◆ EXERCISE DATA:
>> start
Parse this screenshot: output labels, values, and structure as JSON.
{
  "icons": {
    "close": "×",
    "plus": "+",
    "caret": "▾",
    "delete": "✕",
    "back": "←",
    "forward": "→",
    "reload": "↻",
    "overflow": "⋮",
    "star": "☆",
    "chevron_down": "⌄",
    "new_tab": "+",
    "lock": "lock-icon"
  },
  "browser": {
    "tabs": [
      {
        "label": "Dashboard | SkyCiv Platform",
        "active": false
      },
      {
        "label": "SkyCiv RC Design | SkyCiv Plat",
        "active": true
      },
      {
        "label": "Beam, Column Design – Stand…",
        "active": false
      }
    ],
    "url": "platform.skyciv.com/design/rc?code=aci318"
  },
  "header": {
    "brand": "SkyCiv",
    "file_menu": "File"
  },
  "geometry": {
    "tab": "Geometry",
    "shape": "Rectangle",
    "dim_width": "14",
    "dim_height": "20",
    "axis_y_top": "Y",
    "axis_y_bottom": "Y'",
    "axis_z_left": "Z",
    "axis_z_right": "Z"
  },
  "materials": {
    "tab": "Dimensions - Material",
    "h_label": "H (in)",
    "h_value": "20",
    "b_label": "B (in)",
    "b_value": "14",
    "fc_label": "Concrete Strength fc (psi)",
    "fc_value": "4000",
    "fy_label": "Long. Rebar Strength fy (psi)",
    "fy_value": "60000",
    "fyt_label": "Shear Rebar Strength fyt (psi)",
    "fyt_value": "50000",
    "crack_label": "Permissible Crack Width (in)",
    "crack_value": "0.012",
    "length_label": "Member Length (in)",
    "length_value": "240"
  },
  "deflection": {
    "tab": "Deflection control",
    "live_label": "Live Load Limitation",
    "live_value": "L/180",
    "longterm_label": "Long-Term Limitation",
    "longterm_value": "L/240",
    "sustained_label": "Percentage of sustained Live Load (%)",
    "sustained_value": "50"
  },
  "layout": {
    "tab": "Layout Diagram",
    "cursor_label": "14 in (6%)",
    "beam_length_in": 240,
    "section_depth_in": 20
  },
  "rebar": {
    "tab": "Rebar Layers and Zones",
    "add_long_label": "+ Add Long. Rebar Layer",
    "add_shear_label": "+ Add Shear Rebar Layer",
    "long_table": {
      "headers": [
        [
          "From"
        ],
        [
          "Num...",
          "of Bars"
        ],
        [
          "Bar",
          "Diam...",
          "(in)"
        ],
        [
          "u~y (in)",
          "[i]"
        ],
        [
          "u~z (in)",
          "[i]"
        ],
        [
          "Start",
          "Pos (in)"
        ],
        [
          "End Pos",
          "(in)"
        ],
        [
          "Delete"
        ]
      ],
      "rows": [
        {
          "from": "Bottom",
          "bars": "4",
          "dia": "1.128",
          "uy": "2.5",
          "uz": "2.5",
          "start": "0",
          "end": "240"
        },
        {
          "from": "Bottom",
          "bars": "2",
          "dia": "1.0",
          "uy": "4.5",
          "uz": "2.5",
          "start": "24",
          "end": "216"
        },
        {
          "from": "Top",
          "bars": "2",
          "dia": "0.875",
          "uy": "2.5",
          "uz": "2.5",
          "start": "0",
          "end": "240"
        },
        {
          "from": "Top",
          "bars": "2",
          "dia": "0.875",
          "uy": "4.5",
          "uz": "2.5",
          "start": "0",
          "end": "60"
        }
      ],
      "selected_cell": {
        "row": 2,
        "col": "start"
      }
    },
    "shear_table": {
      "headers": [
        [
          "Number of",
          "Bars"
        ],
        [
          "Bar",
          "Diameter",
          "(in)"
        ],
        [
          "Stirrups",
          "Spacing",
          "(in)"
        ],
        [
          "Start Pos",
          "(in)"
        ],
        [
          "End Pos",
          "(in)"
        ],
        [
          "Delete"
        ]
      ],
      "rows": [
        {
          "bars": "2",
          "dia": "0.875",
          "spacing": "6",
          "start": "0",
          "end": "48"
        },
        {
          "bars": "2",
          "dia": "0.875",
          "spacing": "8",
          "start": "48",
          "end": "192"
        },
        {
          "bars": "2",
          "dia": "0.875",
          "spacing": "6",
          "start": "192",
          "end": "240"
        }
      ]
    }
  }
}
>> end
Go through the listing and print each line exactly as it appears.

Parse this screenshot: output labels, values, and structure as JSON.
{
  "icons": {
    "close": "×",
    "plus": "+",
    "caret": "▾",
    "delete": "✕",
    "back": "←",
    "forward": "→",
    "reload": "↻",
    "overflow": "⋮",
    "star": "☆",
    "chevron_down": "⌄",
    "new_tab": "+",
    "lock": "lock-icon"
  },
  "browser": {
    "tabs": [
      {
        "label": "Dashboard | SkyCiv Platform",
        "active": false
      },
      {
        "label": "SkyCiv RC Design | SkyCiv Plat",
        "active": true
      },
      {
        "label": "Beam, Column Design – Stand…",
        "active": false
      }
    ],
    "url": "platform.skyciv.com/design/rc?code=aci318"
  },
  "header": {
    "brand": "SkyCiv",
    "file_menu": "File"
  },
  "geometry": {
    "tab": "Geometry",
    "shape": "Rectangle",
    "dim_width": "14",
    "dim_height": "20",
    "axis_y_top": "Y",
    "axis_y_bottom": "Y'",
    "axis_z_left": "Z",
    "axis_z_right": "Z"
  },
  "materials": {
    "tab": "Dimensions - Material",
    "h_label": "H (in)",
    "h_value": "20",
    "b_label": "B (in)",
    "b_value": "14",
    "fc_label": "Concrete Strength fc (psi)",
    "fc_value": "4000",
    "fy_label": "Long. Rebar Strength fy (psi)",
    "fy_value": "60000",
    "fyt_label": "Shear Rebar Strength fyt (psi)",
    "fyt_value": "50000",
    "crack_label": "Permissible Crack Width (in)",
    "crack_value": "0.012",
    "length_label": "Member Length (in)",
    "length_value": "240"
  },
  "deflection": {
    "tab": "Deflection control",
    "live_label": "Live Load Limitation",
    "live_value": "L/180",
    "longterm_label": "Long-Term Limitation",
    "longterm_value": "L/240",
    "sustained_label": "Percentage of sustained Live Load (%)",
    "sustained_value": "50"
  },
  "layout": {
    "tab": "Layout Diagram",
    "cursor_label": "14 in (6%)",
    "beam_length_in": 240,
    "section_depth_in": 20
  },
  "rebar": {
    "tab": "Rebar Layers and Zones",
    "add_long_label": "+ Add Long. Rebar Layer",
    "add_shear_label": "+ Add Shear Rebar Layer",
    "long_table": {
      "headers": [
        [
          "From"
        ],
        [
          "Num...",
          "of Bars"
        ],
        [
          "Bar",
          "Diam...",
          "(in)"
        ],
        [
          "u~y (in)",
          "[i]"
        ],
        [
          "u~z (in)",
          "[i]"
        ],
        [
          "Start",
          "Pos (in)"
        ],
        [
          "End Pos",
          "(in)"
        ],
        [
          "Delete"
        ]
      ],
      "rows": [
        {
          "from": "Bottom",
          "bars": "4",
          "dia": "1.128",
          "uy": "2.5",
          "uz": "2.5",
          "start": "0",
          "end": "240"
        },
        {
          "from": "Bottom",
          "bars": "2",
          "dia": "1.0",
          "uy": "4.5",
          "uz": "2.5",
          "start": "24",
          "end": "216"
        },
        {
          "from": "Top",
          "bars": "2",
          "dia": "0.875",
          "uy": "2.5",
          "uz": "2.5",
          "start": "0",
          "end": "240"
        },
        {
          "from": "Top",
          "bars": "2",
          "dia": "0.875",
          "uy": "4.5",
          "uz": "2.5",
          "start": "0",
          "end": "60"
        }
      ],
      "selected_cell": {
        "row": 2,
        "col": "start"
      }
    },
    "shear_table": {
      "headers": [
        [
          "Number of",
          "Bars"
        ],
        [
          "Bar",
          "Diameter",
          "(in)"
        ],
        [
          "Stirrups",
          "Spacing",
          "(in)"
        ],
        [
          "Start Pos",
          "(in)"
        ],
        [
          "End Pos",
          "(in)"
        ],
        [
          "Delete"
        ]
      ],
      "rows": [
        {
          "bars": "2",
          "dia": "0.875",
          "spacing": "6",
          "start": "0",
          "end": "48"
        },
        {
          "bars": "2",
          "dia": "0.875",
          "spacing": "8",
          "start": "48",
          "end": "192"
        },
        {
          "bars": "2",
          "dia": "0.875",
          "spacing": "6",
          "start": "192",
          "end": "240"
        }
      ]
    }
  }
}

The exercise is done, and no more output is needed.